-- Start of Recorded data --
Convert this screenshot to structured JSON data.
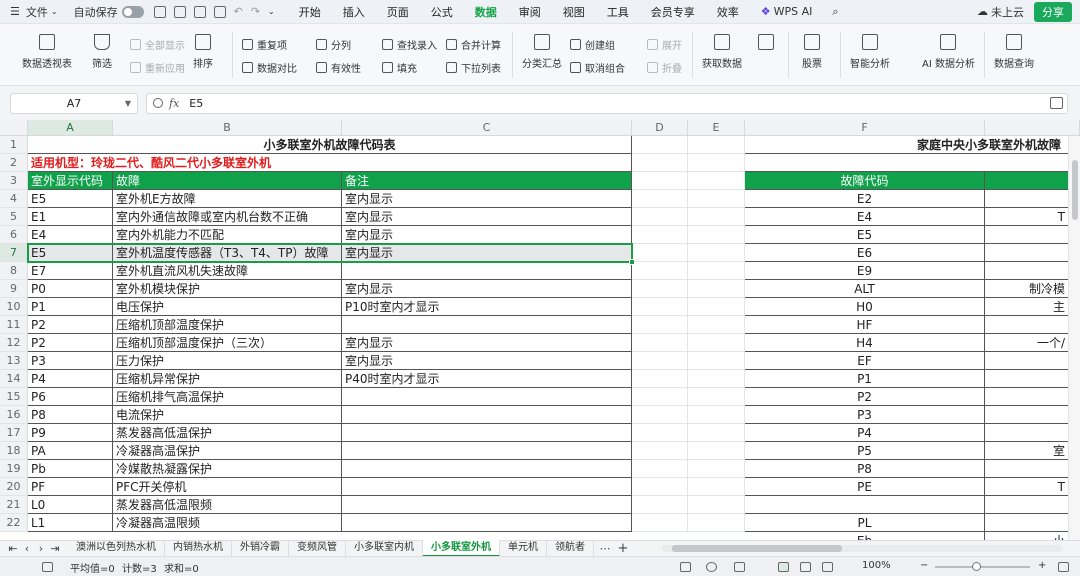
{
  "menubar": {
    "file": "文件",
    "autosave": "自动保存",
    "tabs": [
      "开始",
      "插入",
      "页面",
      "公式",
      "数据",
      "审阅",
      "视图",
      "工具",
      "会员专享",
      "效率"
    ],
    "active_tab": "数据",
    "wps_ai": "WPS AI",
    "cloud": "未上云",
    "share": "分享"
  },
  "ribbon": {
    "pivot": "数据透视表",
    "filter": "筛选",
    "show_all": "全部显示",
    "reapply": "重新应用",
    "sort": "排序",
    "duplicates": "重复项",
    "compare": "数据对比",
    "split_col": "分列",
    "validity": "有效性",
    "lookup": "查找录入",
    "fill": "填充",
    "merge_calc": "合并计算",
    "dropdown": "下拉列表",
    "subtotal": "分类汇总",
    "create_group": "创建组",
    "ungroup": "取消组合",
    "expand": "展开",
    "collapse": "折叠",
    "get_data": "获取数据",
    "stock": "股票",
    "smart_analysis": "智能分析",
    "ai_analysis": "AI 数据分析",
    "data_query": "数据查询"
  },
  "formula_bar": {
    "cell_ref": "A7",
    "fx": "fx",
    "content": "E5"
  },
  "columns": [
    "A",
    "B",
    "C",
    "D",
    "E",
    "F"
  ],
  "selected_row": "7",
  "table1": {
    "title": "小多联室外机故障代码表",
    "applies_to": "适用机型：玲珑二代、酷风二代小多联室外机",
    "headers": [
      "室外显示代码",
      "故障",
      "备注"
    ],
    "rows": [
      [
        "E5",
        "室外机E方故障",
        "室内显示"
      ],
      [
        "E1",
        "室内外通信故障或室内机台数不正确",
        "室内显示"
      ],
      [
        "E4",
        "室内外机能力不匹配",
        "室内显示"
      ],
      [
        "E5",
        "室外机温度传感器（T3、T4、TP）故障",
        "室内显示"
      ],
      [
        "E7",
        "室外机直流风机失速故障",
        ""
      ],
      [
        "P0",
        "室外机模块保护",
        "室内显示"
      ],
      [
        "P1",
        "电压保护",
        "P10时室内才显示"
      ],
      [
        "P2",
        "压缩机顶部温度保护",
        ""
      ],
      [
        "P2",
        "压缩机顶部温度保护（三次）",
        "室内显示"
      ],
      [
        "P3",
        "压力保护",
        "室内显示"
      ],
      [
        "P4",
        "压缩机异常保护",
        "P40时室内才显示"
      ],
      [
        "P6",
        "压缩机排气高温保护",
        ""
      ],
      [
        "P8",
        "电流保护",
        ""
      ],
      [
        "P9",
        "蒸发器高低温保护",
        ""
      ],
      [
        "PA",
        "冷凝器高温保护",
        ""
      ],
      [
        "Pb",
        "冷媒散热凝露保护",
        ""
      ],
      [
        "PF",
        "PFC开关停机",
        ""
      ],
      [
        "L0",
        "蒸发器高低温限频",
        ""
      ],
      [
        "L1",
        "冷凝器高温限频",
        ""
      ]
    ]
  },
  "table2": {
    "title": "家庭中央小多联室外机故障",
    "header": "故障代码",
    "codes": [
      "E2",
      "E4",
      "E5",
      "E6",
      "E9",
      "ALT",
      "H0",
      "HF",
      "H4",
      "EF",
      "P1",
      "P2",
      "P3",
      "P4",
      "P5",
      "P8",
      "PE",
      "",
      "PL",
      "Eb"
    ],
    "partial_desc": [
      "",
      "T",
      "",
      "",
      "",
      "制冷模",
      "主",
      "",
      "一个/",
      "",
      "",
      "",
      "",
      "",
      "室",
      "",
      "T",
      "",
      "",
      "一小"
    ]
  },
  "row_numbers": [
    "1",
    "2",
    "3",
    "4",
    "5",
    "6",
    "7",
    "8",
    "9",
    "10",
    "11",
    "12",
    "13",
    "14",
    "15",
    "16",
    "17",
    "18",
    "19",
    "20",
    "21",
    "22"
  ],
  "sheet_tabs": [
    "澳洲以色列热水机",
    "内销热水机",
    "外销冷霸",
    "变频风管",
    "小多联室内机",
    "小多联室外机",
    "单元机",
    "领航者"
  ],
  "active_sheet": "小多联室外机",
  "status": {
    "average": "平均值=0",
    "count": "计数=3",
    "sum": "求和=0",
    "zoom": "100%"
  },
  "colors": {
    "accent": "#10a24a",
    "alert": "#e21c1c"
  }
}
-- End of Recorded data --
Exercise instructions —
Reproduce every line precisely as given, omitting all pictures.

Solution to this problem —
Convert this screenshot to structured JSON data.
{
  "menubar": {
    "file": "文件",
    "autosave": "自动保存",
    "tabs": [
      "开始",
      "插入",
      "页面",
      "公式",
      "数据",
      "审阅",
      "视图",
      "工具",
      "会员专享",
      "效率"
    ],
    "active_tab": "数据",
    "wps_ai": "WPS AI",
    "cloud": "未上云",
    "share": "分享"
  },
  "ribbon": {
    "pivot": "数据透视表",
    "filter": "筛选",
    "show_all": "全部显示",
    "reapply": "重新应用",
    "sort": "排序",
    "duplicates": "重复项",
    "compare": "数据对比",
    "split_col": "分列",
    "validity": "有效性",
    "lookup": "查找录入",
    "fill": "填充",
    "merge_calc": "合并计算",
    "dropdown": "下拉列表",
    "subtotal": "分类汇总",
    "create_group": "创建组",
    "ungroup": "取消组合",
    "expand": "展开",
    "collapse": "折叠",
    "get_data": "获取数据",
    "stock": "股票",
    "smart_analysis": "智能分析",
    "ai_analysis": "AI 数据分析",
    "data_query": "数据查询"
  },
  "formula_bar": {
    "cell_ref": "A7",
    "fx": "fx",
    "content": "E5"
  },
  "columns": [
    "A",
    "B",
    "C",
    "D",
    "E",
    "F"
  ],
  "selected_row": "7",
  "table1": {
    "title": "小多联室外机故障代码表",
    "applies_to": "适用机型：玲珑二代、酷风二代小多联室外机",
    "headers": [
      "室外显示代码",
      "故障",
      "备注"
    ],
    "rows": [
      [
        "E5",
        "室外机E方故障",
        "室内显示"
      ],
      [
        "E1",
        "室内外通信故障或室内机台数不正确",
        "室内显示"
      ],
      [
        "E4",
        "室内外机能力不匹配",
        "室内显示"
      ],
      [
        "E5",
        "室外机温度传感器（T3、T4、TP）故障",
        "室内显示"
      ],
      [
        "E7",
        "室外机直流风机失速故障",
        ""
      ],
      [
        "P0",
        "室外机模块保护",
        "室内显示"
      ],
      [
        "P1",
        "电压保护",
        "P10时室内才显示"
      ],
      [
        "P2",
        "压缩机顶部温度保护",
        ""
      ],
      [
        "P2",
        "压缩机顶部温度保护（三次）",
        "室内显示"
      ],
      [
        "P3",
        "压力保护",
        "室内显示"
      ],
      [
        "P4",
        "压缩机异常保护",
        "P40时室内才显示"
      ],
      [
        "P6",
        "压缩机排气高温保护",
        ""
      ],
      [
        "P8",
        "电流保护",
        ""
      ],
      [
        "P9",
        "蒸发器高低温保护",
        ""
      ],
      [
        "PA",
        "冷凝器高温保护",
        ""
      ],
      [
        "Pb",
        "冷媒散热凝露保护",
        ""
      ],
      [
        "PF",
        "PFC开关停机",
        ""
      ],
      [
        "L0",
        "蒸发器高低温限频",
        ""
      ],
      [
        "L1",
        "冷凝器高温限频",
        ""
      ]
    ]
  },
  "table2": {
    "title": "家庭中央小多联室外机故障",
    "header": "故障代码",
    "codes": [
      "E2",
      "E4",
      "E5",
      "E6",
      "E9",
      "ALT",
      "H0",
      "HF",
      "H4",
      "EF",
      "P1",
      "P2",
      "P3",
      "P4",
      "P5",
      "P8",
      "PE",
      "",
      "PL",
      "Eb"
    ],
    "partial_desc": [
      "",
      "T",
      "",
      "",
      "",
      "制冷模",
      "主",
      "",
      "一个/",
      "",
      "",
      "",
      "",
      "",
      "室",
      "",
      "T",
      "",
      "",
      "一小"
    ]
  },
  "row_numbers": [
    "1",
    "2",
    "3",
    "4",
    "5",
    "6",
    "7",
    "8",
    "9",
    "10",
    "11",
    "12",
    "13",
    "14",
    "15",
    "16",
    "17",
    "18",
    "19",
    "20",
    "21",
    "22"
  ],
  "sheet_tabs": [
    "澳洲以色列热水机",
    "内销热水机",
    "外销冷霸",
    "变频风管",
    "小多联室内机",
    "小多联室外机",
    "单元机",
    "领航者"
  ],
  "active_sheet": "小多联室外机",
  "status": {
    "average": "平均值=0",
    "count": "计数=3",
    "sum": "求和=0",
    "zoom": "100%"
  },
  "colors": {
    "accent": "#10a24a",
    "alert": "#e21c1c"
  }
}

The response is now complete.